(Data listing)
--------------------
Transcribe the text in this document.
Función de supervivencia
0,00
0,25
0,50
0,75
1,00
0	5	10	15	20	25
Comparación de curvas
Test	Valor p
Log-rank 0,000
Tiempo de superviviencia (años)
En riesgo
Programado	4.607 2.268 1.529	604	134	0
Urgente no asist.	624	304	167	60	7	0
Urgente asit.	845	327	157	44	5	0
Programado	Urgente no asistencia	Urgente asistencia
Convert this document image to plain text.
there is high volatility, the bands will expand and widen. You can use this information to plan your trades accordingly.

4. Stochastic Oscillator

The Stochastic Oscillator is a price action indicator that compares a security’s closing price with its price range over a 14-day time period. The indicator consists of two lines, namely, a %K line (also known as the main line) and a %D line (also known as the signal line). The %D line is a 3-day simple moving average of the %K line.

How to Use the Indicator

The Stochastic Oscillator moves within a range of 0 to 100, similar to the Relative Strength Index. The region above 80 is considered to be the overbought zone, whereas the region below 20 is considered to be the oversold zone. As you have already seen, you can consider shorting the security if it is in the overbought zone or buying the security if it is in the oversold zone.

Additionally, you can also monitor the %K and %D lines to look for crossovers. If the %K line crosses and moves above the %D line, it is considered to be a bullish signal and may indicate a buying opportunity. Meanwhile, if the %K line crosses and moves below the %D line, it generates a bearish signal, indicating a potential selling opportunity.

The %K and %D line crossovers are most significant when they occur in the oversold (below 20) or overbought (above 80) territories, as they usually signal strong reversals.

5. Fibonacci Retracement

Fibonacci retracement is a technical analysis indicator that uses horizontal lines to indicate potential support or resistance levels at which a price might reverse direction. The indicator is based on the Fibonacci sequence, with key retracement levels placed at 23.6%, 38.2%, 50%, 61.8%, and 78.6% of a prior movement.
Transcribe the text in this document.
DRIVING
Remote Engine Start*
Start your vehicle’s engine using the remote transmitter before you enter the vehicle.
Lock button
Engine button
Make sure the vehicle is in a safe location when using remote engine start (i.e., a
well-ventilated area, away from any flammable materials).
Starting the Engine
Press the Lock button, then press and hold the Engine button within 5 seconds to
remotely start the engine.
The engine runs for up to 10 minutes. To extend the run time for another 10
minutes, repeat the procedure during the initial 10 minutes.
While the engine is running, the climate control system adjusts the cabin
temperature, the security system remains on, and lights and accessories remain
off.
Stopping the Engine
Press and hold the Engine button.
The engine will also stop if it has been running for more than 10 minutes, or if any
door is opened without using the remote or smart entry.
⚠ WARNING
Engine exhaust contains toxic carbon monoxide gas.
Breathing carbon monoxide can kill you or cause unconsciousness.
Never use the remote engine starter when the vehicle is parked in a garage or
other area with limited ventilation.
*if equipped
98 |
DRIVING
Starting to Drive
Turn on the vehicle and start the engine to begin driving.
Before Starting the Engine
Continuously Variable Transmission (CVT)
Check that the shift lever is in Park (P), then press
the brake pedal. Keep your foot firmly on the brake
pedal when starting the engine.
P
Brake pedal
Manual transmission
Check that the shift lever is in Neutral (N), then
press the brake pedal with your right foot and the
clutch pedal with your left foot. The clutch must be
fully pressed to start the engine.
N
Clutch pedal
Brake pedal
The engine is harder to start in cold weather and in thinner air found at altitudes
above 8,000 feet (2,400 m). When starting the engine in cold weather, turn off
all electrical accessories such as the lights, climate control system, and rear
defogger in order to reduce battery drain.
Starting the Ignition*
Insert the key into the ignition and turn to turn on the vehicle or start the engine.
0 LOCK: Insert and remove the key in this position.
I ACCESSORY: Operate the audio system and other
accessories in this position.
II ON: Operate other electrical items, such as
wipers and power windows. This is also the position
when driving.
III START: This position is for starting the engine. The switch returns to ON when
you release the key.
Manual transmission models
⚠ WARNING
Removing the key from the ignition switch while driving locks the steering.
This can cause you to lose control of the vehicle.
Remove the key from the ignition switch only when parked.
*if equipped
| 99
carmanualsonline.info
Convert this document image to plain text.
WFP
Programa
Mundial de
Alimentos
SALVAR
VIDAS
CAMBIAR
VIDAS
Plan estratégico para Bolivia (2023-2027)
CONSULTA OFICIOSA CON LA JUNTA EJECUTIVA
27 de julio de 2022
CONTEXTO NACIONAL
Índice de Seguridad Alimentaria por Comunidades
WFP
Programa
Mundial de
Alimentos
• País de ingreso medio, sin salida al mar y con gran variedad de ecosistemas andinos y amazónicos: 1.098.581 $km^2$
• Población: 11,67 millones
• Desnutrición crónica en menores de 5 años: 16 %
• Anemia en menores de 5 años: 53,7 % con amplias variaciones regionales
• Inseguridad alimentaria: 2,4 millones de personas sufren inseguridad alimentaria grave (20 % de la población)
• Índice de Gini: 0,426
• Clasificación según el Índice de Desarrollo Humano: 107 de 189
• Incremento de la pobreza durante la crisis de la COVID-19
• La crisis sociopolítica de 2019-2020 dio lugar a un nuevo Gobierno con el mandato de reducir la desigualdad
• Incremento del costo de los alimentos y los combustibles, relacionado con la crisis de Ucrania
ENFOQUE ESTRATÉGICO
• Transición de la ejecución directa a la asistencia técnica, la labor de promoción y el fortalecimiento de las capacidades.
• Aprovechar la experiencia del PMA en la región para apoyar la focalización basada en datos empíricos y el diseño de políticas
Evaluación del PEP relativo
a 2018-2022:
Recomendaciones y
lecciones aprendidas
--------------------
YOUR TASK → Copy out every line of the listing that contains the string "time".

RESPONSE BELOW →
The Stochastic Oscillator is a price action indicator that compares a security’s closing price with its price range over a 14-day time period. The indicator consists of two lines, namely, a %K line (also known as the main line) and a %D line (also known as the signal line). The %D line is a 3-day simple moving average of the %K line.
The engine runs for up to 10 minutes. To extend the run time for another 10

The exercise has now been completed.